Task directions
Select all lines in the records that include "纺织企业购销合同".
___
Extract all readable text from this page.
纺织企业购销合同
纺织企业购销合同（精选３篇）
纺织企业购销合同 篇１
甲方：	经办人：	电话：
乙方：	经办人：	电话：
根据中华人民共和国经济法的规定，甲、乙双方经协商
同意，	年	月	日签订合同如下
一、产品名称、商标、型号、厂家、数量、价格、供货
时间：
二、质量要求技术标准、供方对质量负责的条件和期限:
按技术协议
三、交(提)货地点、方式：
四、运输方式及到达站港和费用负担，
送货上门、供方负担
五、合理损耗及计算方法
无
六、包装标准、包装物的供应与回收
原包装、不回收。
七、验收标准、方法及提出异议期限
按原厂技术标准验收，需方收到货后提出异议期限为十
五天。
___
The completed task
纺织企业购销合同
纺织企业购销合同（精选３篇）
纺织企业购销合同 篇１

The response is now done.